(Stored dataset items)
————————

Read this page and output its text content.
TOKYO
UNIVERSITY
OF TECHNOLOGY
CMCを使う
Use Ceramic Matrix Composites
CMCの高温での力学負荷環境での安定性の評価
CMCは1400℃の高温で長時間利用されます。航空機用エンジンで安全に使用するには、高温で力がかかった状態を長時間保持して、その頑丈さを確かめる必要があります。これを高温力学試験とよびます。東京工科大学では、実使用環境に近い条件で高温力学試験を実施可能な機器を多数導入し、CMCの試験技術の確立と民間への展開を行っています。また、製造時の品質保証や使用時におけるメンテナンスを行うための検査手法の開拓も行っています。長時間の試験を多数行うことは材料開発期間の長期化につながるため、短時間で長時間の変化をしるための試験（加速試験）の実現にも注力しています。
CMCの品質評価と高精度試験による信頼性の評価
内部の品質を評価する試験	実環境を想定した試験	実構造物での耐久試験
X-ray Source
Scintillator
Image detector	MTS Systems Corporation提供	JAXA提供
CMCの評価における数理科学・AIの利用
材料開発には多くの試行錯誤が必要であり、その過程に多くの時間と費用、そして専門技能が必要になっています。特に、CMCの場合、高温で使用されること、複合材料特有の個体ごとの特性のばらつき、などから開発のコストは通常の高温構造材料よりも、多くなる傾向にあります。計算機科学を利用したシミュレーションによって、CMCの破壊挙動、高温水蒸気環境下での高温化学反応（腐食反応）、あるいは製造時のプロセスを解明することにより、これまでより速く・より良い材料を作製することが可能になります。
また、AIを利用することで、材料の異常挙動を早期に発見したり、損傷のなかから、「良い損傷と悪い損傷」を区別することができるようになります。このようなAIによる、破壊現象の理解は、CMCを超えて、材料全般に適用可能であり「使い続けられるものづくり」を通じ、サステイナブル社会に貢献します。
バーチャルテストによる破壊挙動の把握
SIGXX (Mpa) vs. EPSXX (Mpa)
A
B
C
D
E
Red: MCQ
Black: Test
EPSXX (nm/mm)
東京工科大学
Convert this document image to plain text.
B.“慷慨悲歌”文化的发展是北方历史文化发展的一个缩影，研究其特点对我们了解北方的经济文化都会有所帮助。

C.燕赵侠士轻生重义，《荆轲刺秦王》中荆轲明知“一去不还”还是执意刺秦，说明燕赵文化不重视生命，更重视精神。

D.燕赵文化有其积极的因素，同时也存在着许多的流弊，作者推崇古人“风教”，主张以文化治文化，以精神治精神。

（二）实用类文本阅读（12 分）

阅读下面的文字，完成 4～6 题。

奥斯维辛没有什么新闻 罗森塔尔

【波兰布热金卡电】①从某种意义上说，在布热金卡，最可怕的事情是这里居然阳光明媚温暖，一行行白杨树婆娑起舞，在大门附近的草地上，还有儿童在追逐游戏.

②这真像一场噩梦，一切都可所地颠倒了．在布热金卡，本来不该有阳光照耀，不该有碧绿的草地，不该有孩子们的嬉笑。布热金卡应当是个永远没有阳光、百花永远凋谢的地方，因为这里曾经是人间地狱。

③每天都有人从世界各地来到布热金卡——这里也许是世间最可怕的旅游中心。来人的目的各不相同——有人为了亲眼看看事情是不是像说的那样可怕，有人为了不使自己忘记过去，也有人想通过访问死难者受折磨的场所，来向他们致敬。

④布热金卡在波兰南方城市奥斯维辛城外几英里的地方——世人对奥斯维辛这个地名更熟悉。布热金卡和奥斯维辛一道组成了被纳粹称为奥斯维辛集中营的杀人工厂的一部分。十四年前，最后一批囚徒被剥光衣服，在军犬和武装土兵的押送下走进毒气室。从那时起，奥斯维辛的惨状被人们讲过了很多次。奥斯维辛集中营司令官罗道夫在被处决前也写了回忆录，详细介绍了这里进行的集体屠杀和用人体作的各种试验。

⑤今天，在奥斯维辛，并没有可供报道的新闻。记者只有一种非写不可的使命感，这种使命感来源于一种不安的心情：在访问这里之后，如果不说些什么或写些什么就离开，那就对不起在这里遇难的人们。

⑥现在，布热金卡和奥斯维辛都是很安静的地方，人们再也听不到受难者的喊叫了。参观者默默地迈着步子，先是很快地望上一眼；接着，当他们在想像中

————————

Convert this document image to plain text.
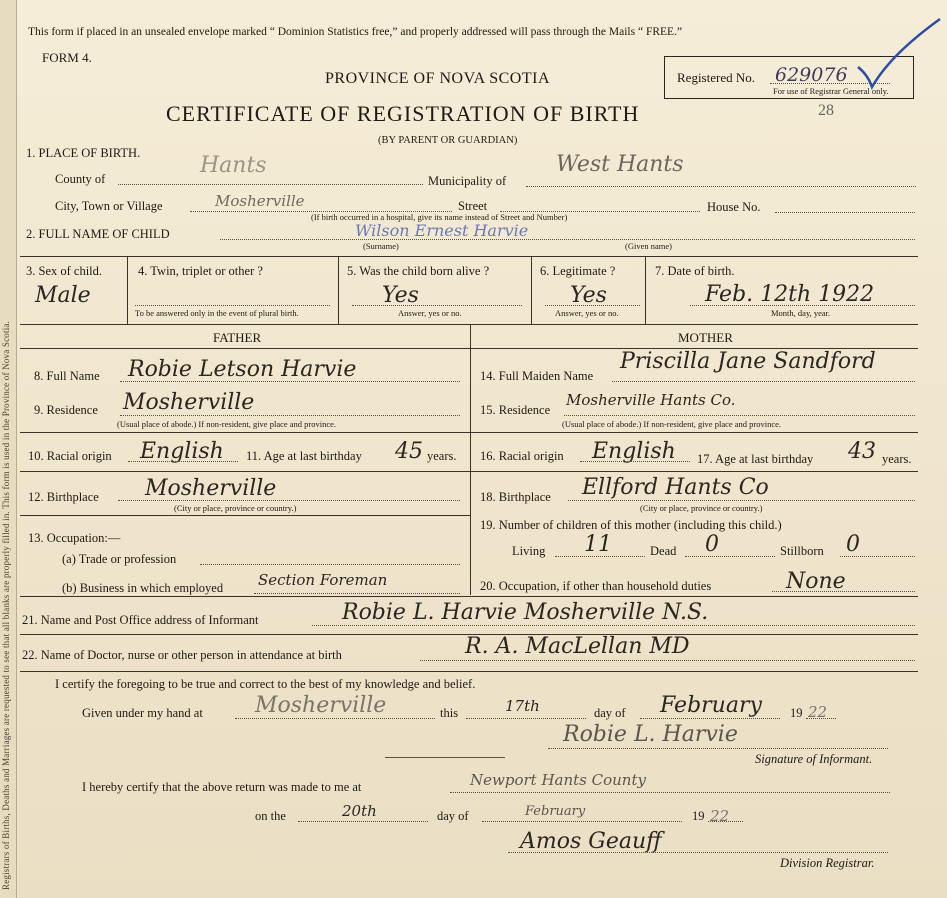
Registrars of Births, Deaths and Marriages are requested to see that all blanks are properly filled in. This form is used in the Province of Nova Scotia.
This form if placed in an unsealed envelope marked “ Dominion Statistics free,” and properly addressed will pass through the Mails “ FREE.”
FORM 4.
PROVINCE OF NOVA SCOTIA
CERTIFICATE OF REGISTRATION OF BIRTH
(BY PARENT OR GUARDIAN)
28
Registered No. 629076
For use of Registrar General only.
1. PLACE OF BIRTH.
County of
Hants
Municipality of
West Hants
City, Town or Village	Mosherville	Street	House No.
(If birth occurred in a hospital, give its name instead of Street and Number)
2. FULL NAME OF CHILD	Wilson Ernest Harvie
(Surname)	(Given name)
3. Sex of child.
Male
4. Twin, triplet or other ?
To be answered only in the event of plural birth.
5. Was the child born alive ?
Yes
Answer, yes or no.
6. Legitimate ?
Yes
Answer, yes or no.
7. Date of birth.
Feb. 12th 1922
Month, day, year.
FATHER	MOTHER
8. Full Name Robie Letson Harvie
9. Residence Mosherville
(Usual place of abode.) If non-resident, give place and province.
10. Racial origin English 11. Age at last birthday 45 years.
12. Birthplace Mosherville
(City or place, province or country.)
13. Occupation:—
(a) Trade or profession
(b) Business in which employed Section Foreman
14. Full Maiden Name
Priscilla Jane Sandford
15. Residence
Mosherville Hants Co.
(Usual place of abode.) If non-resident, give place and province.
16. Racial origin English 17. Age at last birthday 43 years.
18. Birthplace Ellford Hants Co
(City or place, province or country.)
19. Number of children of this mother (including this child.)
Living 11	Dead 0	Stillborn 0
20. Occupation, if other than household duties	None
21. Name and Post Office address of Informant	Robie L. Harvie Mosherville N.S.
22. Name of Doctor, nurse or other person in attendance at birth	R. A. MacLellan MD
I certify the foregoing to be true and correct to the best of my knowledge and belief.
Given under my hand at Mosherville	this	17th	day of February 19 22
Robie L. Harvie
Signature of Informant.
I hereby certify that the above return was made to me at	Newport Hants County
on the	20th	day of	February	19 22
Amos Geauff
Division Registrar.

————————

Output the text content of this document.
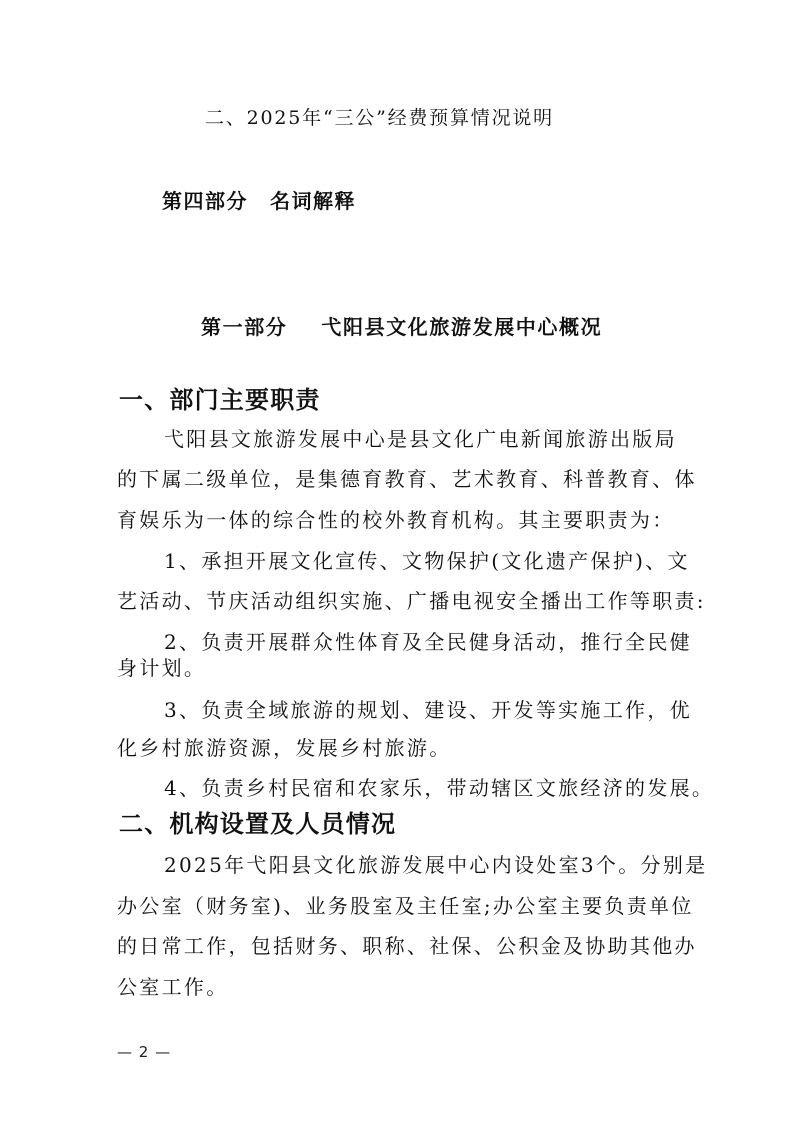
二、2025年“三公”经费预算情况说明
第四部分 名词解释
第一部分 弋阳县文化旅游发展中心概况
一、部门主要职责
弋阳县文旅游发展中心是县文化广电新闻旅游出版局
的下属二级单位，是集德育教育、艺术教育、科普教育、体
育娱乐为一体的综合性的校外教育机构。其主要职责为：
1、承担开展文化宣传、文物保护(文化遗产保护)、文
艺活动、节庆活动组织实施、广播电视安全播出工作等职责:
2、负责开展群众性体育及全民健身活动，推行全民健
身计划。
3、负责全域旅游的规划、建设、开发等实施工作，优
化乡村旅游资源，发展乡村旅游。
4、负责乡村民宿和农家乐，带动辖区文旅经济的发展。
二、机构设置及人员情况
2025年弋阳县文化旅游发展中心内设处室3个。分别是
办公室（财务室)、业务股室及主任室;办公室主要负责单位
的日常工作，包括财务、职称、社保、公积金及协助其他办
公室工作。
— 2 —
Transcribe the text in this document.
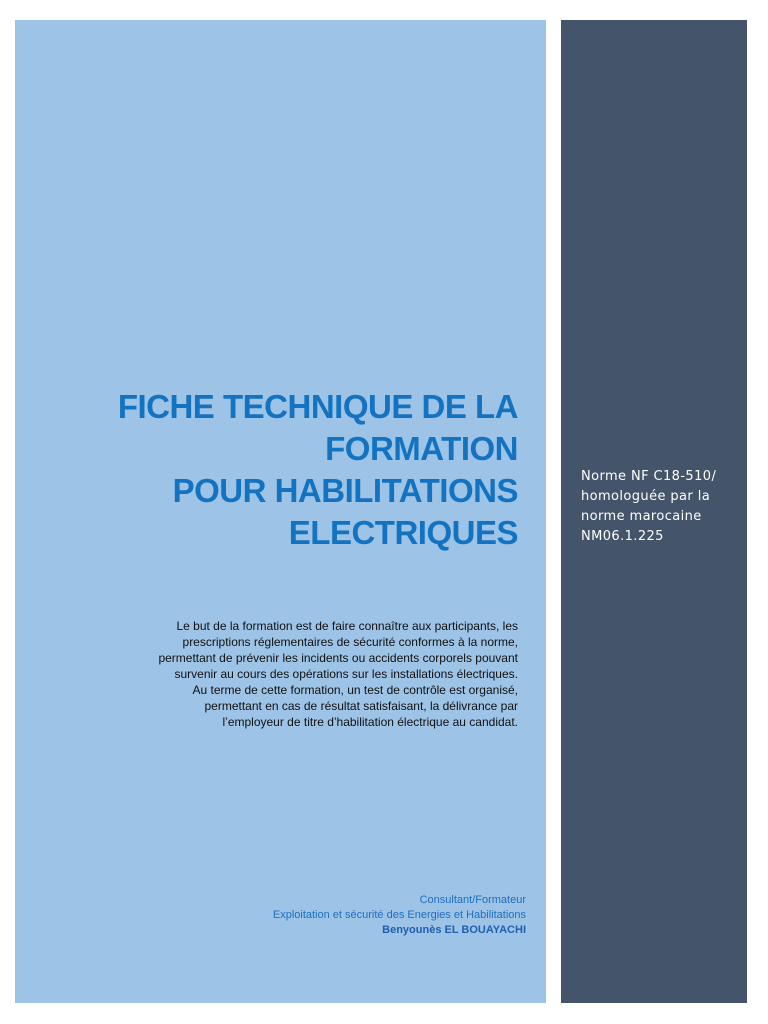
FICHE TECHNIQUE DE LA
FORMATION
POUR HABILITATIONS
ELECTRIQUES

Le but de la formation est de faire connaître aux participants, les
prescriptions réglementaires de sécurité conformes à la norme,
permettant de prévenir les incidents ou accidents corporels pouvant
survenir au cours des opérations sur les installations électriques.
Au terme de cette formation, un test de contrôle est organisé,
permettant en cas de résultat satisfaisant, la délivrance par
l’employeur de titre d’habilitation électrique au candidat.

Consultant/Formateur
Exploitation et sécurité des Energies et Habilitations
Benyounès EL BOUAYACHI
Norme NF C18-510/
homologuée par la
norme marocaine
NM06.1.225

————————

# Task instructions
Look over the records above and copy each line that includes the string "text".

# Output of the task
Read this page and output its text content.
Convert this document image to plain text.
Convert this document image to plain text.
Output the text content of this document.
Transcribe the text in this document.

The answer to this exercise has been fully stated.